■ **WHAT THIS TASK INVOLVES**: Copy all lines below exactly as written. Leave pictures out.

Items from a dataset:
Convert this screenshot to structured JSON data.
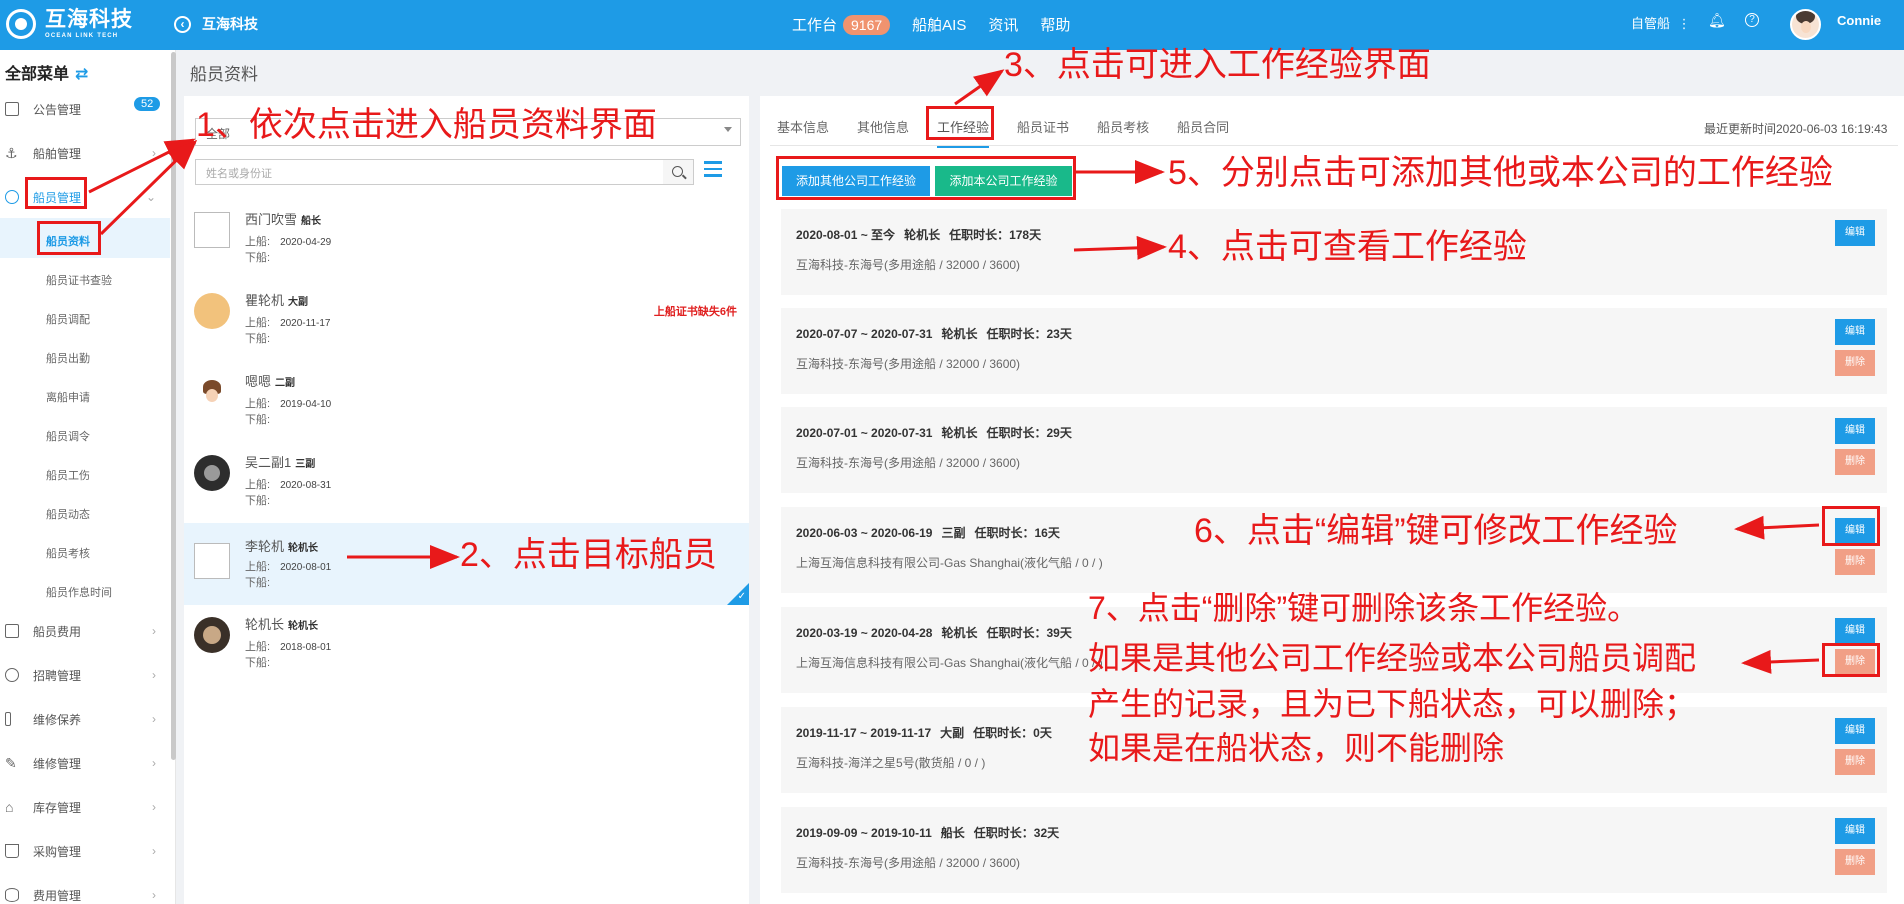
{
  "header": {
    "brand_cn": "互海科技",
    "brand_en": "OCEAN LINK TECH",
    "back_label": "互海科技",
    "nav": [
      {
        "label": "工作台",
        "badge": "9167"
      },
      {
        "label": "船舶AIS"
      },
      {
        "label": "资讯"
      },
      {
        "label": "帮助"
      }
    ],
    "owner_ship": "自管船",
    "user": "Connie"
  },
  "sidebar": {
    "title": "全部菜单",
    "items": [
      {
        "label": "公告管理",
        "count": "52"
      },
      {
        "label": "船舶管理"
      },
      {
        "label": "船员管理"
      },
      {
        "label": "船员费用"
      },
      {
        "label": "招聘管理"
      },
      {
        "label": "维修保养"
      },
      {
        "label": "维修管理"
      },
      {
        "label": "库存管理"
      },
      {
        "label": "采购管理"
      },
      {
        "label": "费用管理"
      }
    ],
    "sub_items": [
      "船员资料",
      "船员证书查验",
      "船员调配",
      "船员出勤",
      "离船申请",
      "船员调令",
      "船员工伤",
      "船员动态",
      "船员考核",
      "船员作息时间"
    ]
  },
  "page": {
    "title": "船员资料",
    "filter_value": "全部",
    "search_placeholder": "姓名或身份证"
  },
  "crew": [
    {
      "name": "西门吹雪",
      "rank": "船长",
      "board_label": "上船:",
      "board": "2020-04-29",
      "leave_label": "下船:",
      "leave": "",
      "warn": ""
    },
    {
      "name": "瞿轮机",
      "rank": "大副",
      "board_label": "上船:",
      "board": "2020-11-17",
      "leave_label": "下船:",
      "leave": "",
      "warn": "上船证书缺失6件"
    },
    {
      "name": "嗯嗯",
      "rank": "二副",
      "board_label": "上船:",
      "board": "2019-04-10",
      "leave_label": "下船:",
      "leave": "",
      "warn": ""
    },
    {
      "name": "吴二副1",
      "rank": "三副",
      "board_label": "上船:",
      "board": "2020-08-31",
      "leave_label": "下船:",
      "leave": "",
      "warn": ""
    },
    {
      "name": "李轮机",
      "rank": "轮机长",
      "board_label": "上船:",
      "board": "2020-08-01",
      "leave_label": "下船:",
      "leave": "",
      "warn": ""
    },
    {
      "name": "轮机长",
      "rank": "轮机长",
      "board_label": "上船:",
      "board": "2018-08-01",
      "leave_label": "下船:",
      "leave": "",
      "warn": ""
    }
  ],
  "tabs": [
    "基本信息",
    "其他信息",
    "工作经验",
    "船员证书",
    "船员考核",
    "船员合同"
  ],
  "updated": "最近更新时间2020-06-03 16:19:43",
  "buttons": {
    "add_other": "添加其他公司工作经验",
    "add_own": "添加本公司工作经验",
    "edit": "编辑",
    "delete": "删除"
  },
  "experience": [
    {
      "period": "2020-08-01 ~ 至今",
      "rank": "轮机长",
      "duration": "任职时长：178天",
      "detail": "互海科技-东海号(多用途船 / 32000 / 3600)",
      "deletable": false
    },
    {
      "period": "2020-07-07 ~ 2020-07-31",
      "rank": "轮机长",
      "duration": "任职时长：23天",
      "detail": "互海科技-东海号(多用途船 / 32000 / 3600)",
      "deletable": true
    },
    {
      "period": "2020-07-01 ~ 2020-07-31",
      "rank": "轮机长",
      "duration": "任职时长：29天",
      "detail": "互海科技-东海号(多用途船 / 32000 / 3600)",
      "deletable": true
    },
    {
      "period": "2020-06-03 ~ 2020-06-19",
      "rank": "三副",
      "duration": "任职时长：16天",
      "detail": "上海互海信息科技有限公司-Gas Shanghai(液化气船 / 0 / )",
      "deletable": true
    },
    {
      "period": "2020-03-19 ~ 2020-04-28",
      "rank": "轮机长",
      "duration": "任职时长：39天",
      "detail": "上海互海信息科技有限公司-Gas Shanghai(液化气船 / 0 / )",
      "deletable": true
    },
    {
      "period": "2019-11-17 ~ 2019-11-17",
      "rank": "大副",
      "duration": "任职时长：0天",
      "detail": "互海科技-海洋之星5号(散货船 / 0 / )",
      "deletable": true
    },
    {
      "period": "2019-09-09 ~ 2019-10-11",
      "rank": "船长",
      "duration": "任职时长：32天",
      "detail": "互海科技-东海号(多用途船 / 32000 / 3600)",
      "deletable": true
    }
  ],
  "annotations": {
    "a1": "1、依次点击进入船员资料界面",
    "a2": "2、点击目标船员",
    "a3": "3、点击可进入工作经验界面",
    "a4": "4、点击可查看工作经验",
    "a5": "5、分别点击可添加其他或本公司的工作经验",
    "a6": "6、点击“编辑”键可修改工作经验",
    "a7_1": "7、点击“删除”键可删除该条工作经验。",
    "a7_2": "如果是其他公司工作经验或本公司船员调配",
    "a7_3": "产生的记录，且为已下船状态，可以删除；",
    "a7_4": "如果是在船状态，则不能删除"
  },
  "colors": {
    "primary": "#1e9be6",
    "success": "#19b98a",
    "danger_light": "#f19f86",
    "annotation": "#e8191a"
  }
}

■ **THE RESULT**:
Convert this screenshot to structured JSON data.
{
  "header": {
    "brand_cn": "互海科技",
    "brand_en": "OCEAN LINK TECH",
    "back_label": "互海科技",
    "nav": [
      {
        "label": "工作台",
        "badge": "9167"
      },
      {
        "label": "船舶AIS"
      },
      {
        "label": "资讯"
      },
      {
        "label": "帮助"
      }
    ],
    "owner_ship": "自管船",
    "user": "Connie"
  },
  "sidebar": {
    "title": "全部菜单",
    "items": [
      {
        "label": "公告管理",
        "count": "52"
      },
      {
        "label": "船舶管理"
      },
      {
        "label": "船员管理"
      },
      {
        "label": "船员费用"
      },
      {
        "label": "招聘管理"
      },
      {
        "label": "维修保养"
      },
      {
        "label": "维修管理"
      },
      {
        "label": "库存管理"
      },
      {
        "label": "采购管理"
      },
      {
        "label": "费用管理"
      }
    ],
    "sub_items": [
      "船员资料",
      "船员证书查验",
      "船员调配",
      "船员出勤",
      "离船申请",
      "船员调令",
      "船员工伤",
      "船员动态",
      "船员考核",
      "船员作息时间"
    ]
  },
  "page": {
    "title": "船员资料",
    "filter_value": "全部",
    "search_placeholder": "姓名或身份证"
  },
  "crew": [
    {
      "name": "西门吹雪",
      "rank": "船长",
      "board_label": "上船:",
      "board": "2020-04-29",
      "leave_label": "下船:",
      "leave": "",
      "warn": ""
    },
    {
      "name": "瞿轮机",
      "rank": "大副",
      "board_label": "上船:",
      "board": "2020-11-17",
      "leave_label": "下船:",
      "leave": "",
      "warn": "上船证书缺失6件"
    },
    {
      "name": "嗯嗯",
      "rank": "二副",
      "board_label": "上船:",
      "board": "2019-04-10",
      "leave_label": "下船:",
      "leave": "",
      "warn": ""
    },
    {
      "name": "吴二副1",
      "rank": "三副",
      "board_label": "上船:",
      "board": "2020-08-31",
      "leave_label": "下船:",
      "leave": "",
      "warn": ""
    },
    {
      "name": "李轮机",
      "rank": "轮机长",
      "board_label": "上船:",
      "board": "2020-08-01",
      "leave_label": "下船:",
      "leave": "",
      "warn": ""
    },
    {
      "name": "轮机长",
      "rank": "轮机长",
      "board_label": "上船:",
      "board": "2018-08-01",
      "leave_label": "下船:",
      "leave": "",
      "warn": ""
    }
  ],
  "tabs": [
    "基本信息",
    "其他信息",
    "工作经验",
    "船员证书",
    "船员考核",
    "船员合同"
  ],
  "updated": "最近更新时间2020-06-03 16:19:43",
  "buttons": {
    "add_other": "添加其他公司工作经验",
    "add_own": "添加本公司工作经验",
    "edit": "编辑",
    "delete": "删除"
  },
  "experience": [
    {
      "period": "2020-08-01 ~ 至今",
      "rank": "轮机长",
      "duration": "任职时长：178天",
      "detail": "互海科技-东海号(多用途船 / 32000 / 3600)",
      "deletable": false
    },
    {
      "period": "2020-07-07 ~ 2020-07-31",
      "rank": "轮机长",
      "duration": "任职时长：23天",
      "detail": "互海科技-东海号(多用途船 / 32000 / 3600)",
      "deletable": true
    },
    {
      "period": "2020-07-01 ~ 2020-07-31",
      "rank": "轮机长",
      "duration": "任职时长：29天",
      "detail": "互海科技-东海号(多用途船 / 32000 / 3600)",
      "deletable": true
    },
    {
      "period": "2020-06-03 ~ 2020-06-19",
      "rank": "三副",
      "duration": "任职时长：16天",
      "detail": "上海互海信息科技有限公司-Gas Shanghai(液化气船 / 0 / )",
      "deletable": true
    },
    {
      "period": "2020-03-19 ~ 2020-04-28",
      "rank": "轮机长",
      "duration": "任职时长：39天",
      "detail": "上海互海信息科技有限公司-Gas Shanghai(液化气船 / 0 / )",
      "deletable": true
    },
    {
      "period": "2019-11-17 ~ 2019-11-17",
      "rank": "大副",
      "duration": "任职时长：0天",
      "detail": "互海科技-海洋之星5号(散货船 / 0 / )",
      "deletable": true
    },
    {
      "period": "2019-09-09 ~ 2019-10-11",
      "rank": "船长",
      "duration": "任职时长：32天",
      "detail": "互海科技-东海号(多用途船 / 32000 / 3600)",
      "deletable": true
    }
  ],
  "annotations": {
    "a1": "1、依次点击进入船员资料界面",
    "a2": "2、点击目标船员",
    "a3": "3、点击可进入工作经验界面",
    "a4": "4、点击可查看工作经验",
    "a5": "5、分别点击可添加其他或本公司的工作经验",
    "a6": "6、点击“编辑”键可修改工作经验",
    "a7_1": "7、点击“删除”键可删除该条工作经验。",
    "a7_2": "如果是其他公司工作经验或本公司船员调配",
    "a7_3": "产生的记录，且为已下船状态，可以删除；",
    "a7_4": "如果是在船状态，则不能删除"
  },
  "colors": {
    "primary": "#1e9be6",
    "success": "#19b98a",
    "danger_light": "#f19f86",
    "annotation": "#e8191a"
  }
}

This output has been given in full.